-- Start RECORDS SUPPLIED --

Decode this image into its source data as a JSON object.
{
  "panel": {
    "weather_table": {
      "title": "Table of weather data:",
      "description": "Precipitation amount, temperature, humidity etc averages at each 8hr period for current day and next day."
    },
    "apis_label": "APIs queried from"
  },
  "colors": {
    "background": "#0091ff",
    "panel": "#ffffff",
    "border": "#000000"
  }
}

-- End RECORDS SUPPLIED --

# WHAT TO WORK ON
Your task is to quote all of the data word for word.

# RESPONSE FOR THIS EXERCISE
Decode this image into its source data as a JSON object.
{
  "panel": {
    "weather_table": {
      "title": "Table of weather data:",
      "description": "Precipitation amount, temperature, humidity etc averages at each 8hr period for current day and next day."
    },
    "apis_label": "APIs queried from"
  },
  "colors": {
    "background": "#0091ff",
    "panel": "#ffffff",
    "border": "#000000"
  }
}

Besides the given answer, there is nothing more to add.